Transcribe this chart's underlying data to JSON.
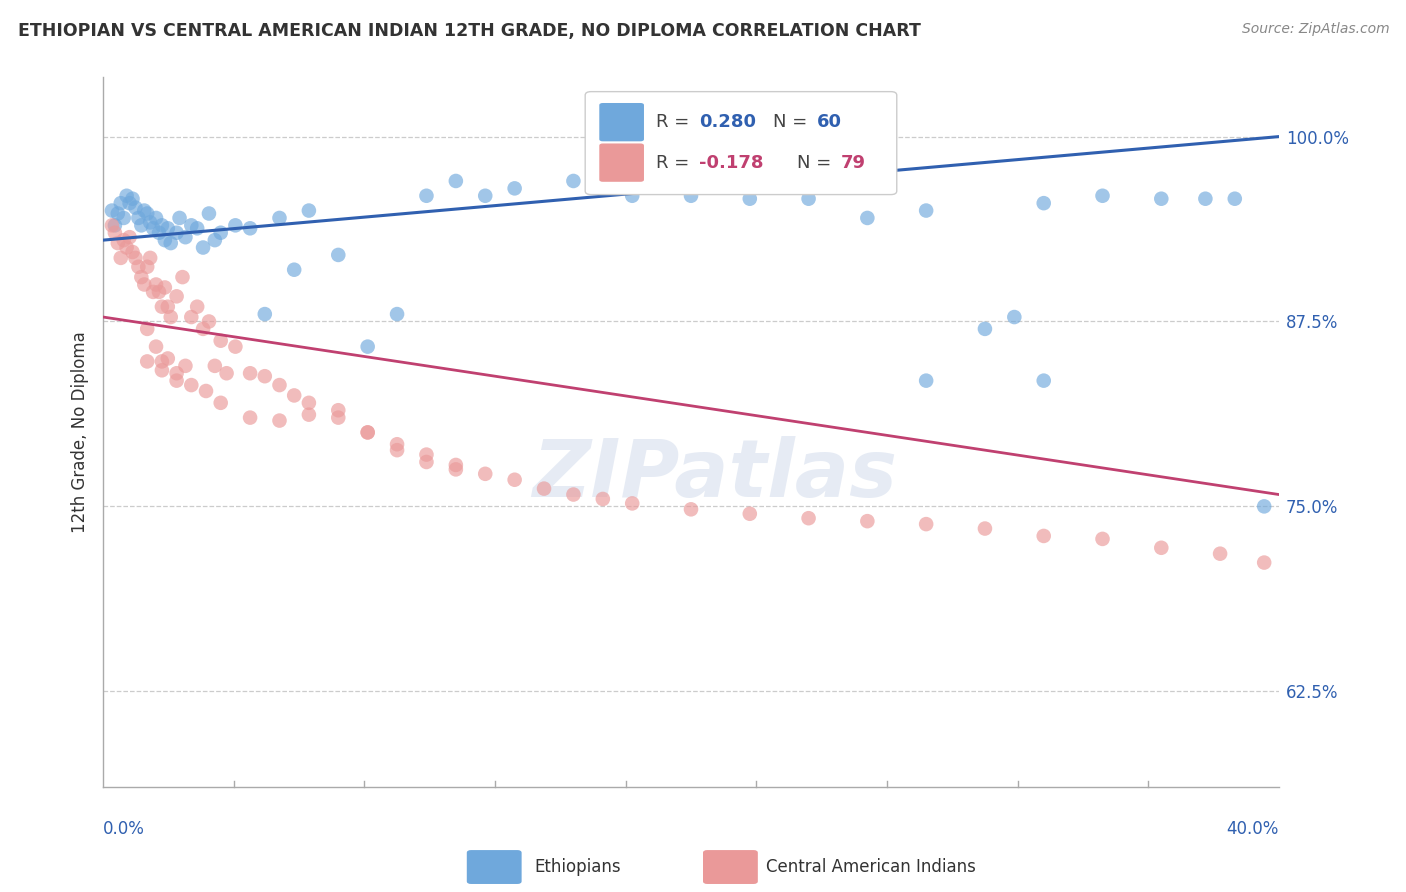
{
  "title": "ETHIOPIAN VS CENTRAL AMERICAN INDIAN 12TH GRADE, NO DIPLOMA CORRELATION CHART",
  "source": "Source: ZipAtlas.com",
  "ylabel": "12th Grade, No Diploma",
  "ytick_labels": [
    "100.0%",
    "87.5%",
    "75.0%",
    "62.5%"
  ],
  "ytick_vals": [
    1.0,
    0.875,
    0.75,
    0.625
  ],
  "xmin": 0.0,
  "xmax": 0.4,
  "ymin": 0.56,
  "ymax": 1.04,
  "blue_line_y0": 0.93,
  "blue_line_y1": 1.0,
  "pink_line_y0": 0.878,
  "pink_line_y1": 0.758,
  "blue_color": "#6fa8dc",
  "pink_color": "#ea9999",
  "blue_line_color": "#3060b0",
  "pink_line_color": "#c04070",
  "background_color": "#ffffff",
  "watermark": "ZIPatlas",
  "blue_scatter_x": [
    0.003,
    0.004,
    0.005,
    0.006,
    0.007,
    0.008,
    0.009,
    0.01,
    0.011,
    0.012,
    0.013,
    0.014,
    0.015,
    0.016,
    0.017,
    0.018,
    0.019,
    0.02,
    0.021,
    0.022,
    0.023,
    0.025,
    0.026,
    0.028,
    0.03,
    0.032,
    0.034,
    0.036,
    0.038,
    0.04,
    0.045,
    0.05,
    0.055,
    0.06,
    0.065,
    0.07,
    0.08,
    0.09,
    0.1,
    0.11,
    0.12,
    0.13,
    0.14,
    0.16,
    0.18,
    0.2,
    0.22,
    0.24,
    0.26,
    0.28,
    0.3,
    0.31,
    0.32,
    0.34,
    0.36,
    0.375,
    0.385,
    0.28,
    0.32,
    0.395
  ],
  "blue_scatter_y": [
    0.95,
    0.94,
    0.948,
    0.955,
    0.945,
    0.96,
    0.955,
    0.958,
    0.952,
    0.945,
    0.94,
    0.95,
    0.948,
    0.942,
    0.938,
    0.945,
    0.935,
    0.94,
    0.93,
    0.938,
    0.928,
    0.935,
    0.945,
    0.932,
    0.94,
    0.938,
    0.925,
    0.948,
    0.93,
    0.935,
    0.94,
    0.938,
    0.88,
    0.945,
    0.91,
    0.95,
    0.92,
    0.858,
    0.88,
    0.96,
    0.97,
    0.96,
    0.965,
    0.97,
    0.96,
    0.96,
    0.958,
    0.958,
    0.945,
    0.95,
    0.87,
    0.878,
    0.955,
    0.96,
    0.958,
    0.958,
    0.958,
    0.835,
    0.835,
    0.75
  ],
  "pink_scatter_x": [
    0.003,
    0.004,
    0.005,
    0.006,
    0.007,
    0.008,
    0.009,
    0.01,
    0.011,
    0.012,
    0.013,
    0.014,
    0.015,
    0.016,
    0.017,
    0.018,
    0.019,
    0.02,
    0.021,
    0.022,
    0.023,
    0.025,
    0.027,
    0.03,
    0.032,
    0.034,
    0.036,
    0.038,
    0.04,
    0.042,
    0.045,
    0.05,
    0.055,
    0.06,
    0.065,
    0.07,
    0.08,
    0.09,
    0.1,
    0.11,
    0.12,
    0.13,
    0.14,
    0.15,
    0.16,
    0.17,
    0.18,
    0.2,
    0.22,
    0.24,
    0.26,
    0.28,
    0.3,
    0.32,
    0.34,
    0.36,
    0.38,
    0.395,
    0.05,
    0.06,
    0.07,
    0.08,
    0.09,
    0.1,
    0.11,
    0.12,
    0.02,
    0.025,
    0.03,
    0.035,
    0.04,
    0.015,
    0.018,
    0.022,
    0.028,
    0.015,
    0.02,
    0.025
  ],
  "pink_scatter_y": [
    0.94,
    0.935,
    0.928,
    0.918,
    0.93,
    0.925,
    0.932,
    0.922,
    0.918,
    0.912,
    0.905,
    0.9,
    0.912,
    0.918,
    0.895,
    0.9,
    0.895,
    0.885,
    0.898,
    0.885,
    0.878,
    0.892,
    0.905,
    0.878,
    0.885,
    0.87,
    0.875,
    0.845,
    0.862,
    0.84,
    0.858,
    0.84,
    0.838,
    0.832,
    0.825,
    0.82,
    0.81,
    0.8,
    0.792,
    0.785,
    0.778,
    0.772,
    0.768,
    0.762,
    0.758,
    0.755,
    0.752,
    0.748,
    0.745,
    0.742,
    0.74,
    0.738,
    0.735,
    0.73,
    0.728,
    0.722,
    0.718,
    0.712,
    0.81,
    0.808,
    0.812,
    0.815,
    0.8,
    0.788,
    0.78,
    0.775,
    0.848,
    0.84,
    0.832,
    0.828,
    0.82,
    0.87,
    0.858,
    0.85,
    0.845,
    0.848,
    0.842,
    0.835
  ]
}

==*==

Task instructions>
Copy out every line of the material above exactly, skipping the pictures.

Correct result>
Transcribe this chart's underlying data to JSON.
{
  "title": "ETHIOPIAN VS CENTRAL AMERICAN INDIAN 12TH GRADE, NO DIPLOMA CORRELATION CHART",
  "source": "Source: ZipAtlas.com",
  "ylabel": "12th Grade, No Diploma",
  "ytick_labels": [
    "100.0%",
    "87.5%",
    "75.0%",
    "62.5%"
  ],
  "ytick_vals": [
    1.0,
    0.875,
    0.75,
    0.625
  ],
  "xmin": 0.0,
  "xmax": 0.4,
  "ymin": 0.56,
  "ymax": 1.04,
  "blue_line_y0": 0.93,
  "blue_line_y1": 1.0,
  "pink_line_y0": 0.878,
  "pink_line_y1": 0.758,
  "blue_color": "#6fa8dc",
  "pink_color": "#ea9999",
  "blue_line_color": "#3060b0",
  "pink_line_color": "#c04070",
  "background_color": "#ffffff",
  "watermark": "ZIPatlas",
  "blue_scatter_x": [
    0.003,
    0.004,
    0.005,
    0.006,
    0.007,
    0.008,
    0.009,
    0.01,
    0.011,
    0.012,
    0.013,
    0.014,
    0.015,
    0.016,
    0.017,
    0.018,
    0.019,
    0.02,
    0.021,
    0.022,
    0.023,
    0.025,
    0.026,
    0.028,
    0.03,
    0.032,
    0.034,
    0.036,
    0.038,
    0.04,
    0.045,
    0.05,
    0.055,
    0.06,
    0.065,
    0.07,
    0.08,
    0.09,
    0.1,
    0.11,
    0.12,
    0.13,
    0.14,
    0.16,
    0.18,
    0.2,
    0.22,
    0.24,
    0.26,
    0.28,
    0.3,
    0.31,
    0.32,
    0.34,
    0.36,
    0.375,
    0.385,
    0.28,
    0.32,
    0.395
  ],
  "blue_scatter_y": [
    0.95,
    0.94,
    0.948,
    0.955,
    0.945,
    0.96,
    0.955,
    0.958,
    0.952,
    0.945,
    0.94,
    0.95,
    0.948,
    0.942,
    0.938,
    0.945,
    0.935,
    0.94,
    0.93,
    0.938,
    0.928,
    0.935,
    0.945,
    0.932,
    0.94,
    0.938,
    0.925,
    0.948,
    0.93,
    0.935,
    0.94,
    0.938,
    0.88,
    0.945,
    0.91,
    0.95,
    0.92,
    0.858,
    0.88,
    0.96,
    0.97,
    0.96,
    0.965,
    0.97,
    0.96,
    0.96,
    0.958,
    0.958,
    0.945,
    0.95,
    0.87,
    0.878,
    0.955,
    0.96,
    0.958,
    0.958,
    0.958,
    0.835,
    0.835,
    0.75
  ],
  "pink_scatter_x": [
    0.003,
    0.004,
    0.005,
    0.006,
    0.007,
    0.008,
    0.009,
    0.01,
    0.011,
    0.012,
    0.013,
    0.014,
    0.015,
    0.016,
    0.017,
    0.018,
    0.019,
    0.02,
    0.021,
    0.022,
    0.023,
    0.025,
    0.027,
    0.03,
    0.032,
    0.034,
    0.036,
    0.038,
    0.04,
    0.042,
    0.045,
    0.05,
    0.055,
    0.06,
    0.065,
    0.07,
    0.08,
    0.09,
    0.1,
    0.11,
    0.12,
    0.13,
    0.14,
    0.15,
    0.16,
    0.17,
    0.18,
    0.2,
    0.22,
    0.24,
    0.26,
    0.28,
    0.3,
    0.32,
    0.34,
    0.36,
    0.38,
    0.395,
    0.05,
    0.06,
    0.07,
    0.08,
    0.09,
    0.1,
    0.11,
    0.12,
    0.02,
    0.025,
    0.03,
    0.035,
    0.04,
    0.015,
    0.018,
    0.022,
    0.028,
    0.015,
    0.02,
    0.025
  ],
  "pink_scatter_y": [
    0.94,
    0.935,
    0.928,
    0.918,
    0.93,
    0.925,
    0.932,
    0.922,
    0.918,
    0.912,
    0.905,
    0.9,
    0.912,
    0.918,
    0.895,
    0.9,
    0.895,
    0.885,
    0.898,
    0.885,
    0.878,
    0.892,
    0.905,
    0.878,
    0.885,
    0.87,
    0.875,
    0.845,
    0.862,
    0.84,
    0.858,
    0.84,
    0.838,
    0.832,
    0.825,
    0.82,
    0.81,
    0.8,
    0.792,
    0.785,
    0.778,
    0.772,
    0.768,
    0.762,
    0.758,
    0.755,
    0.752,
    0.748,
    0.745,
    0.742,
    0.74,
    0.738,
    0.735,
    0.73,
    0.728,
    0.722,
    0.718,
    0.712,
    0.81,
    0.808,
    0.812,
    0.815,
    0.8,
    0.788,
    0.78,
    0.775,
    0.848,
    0.84,
    0.832,
    0.828,
    0.82,
    0.87,
    0.858,
    0.85,
    0.845,
    0.848,
    0.842,
    0.835
  ]
}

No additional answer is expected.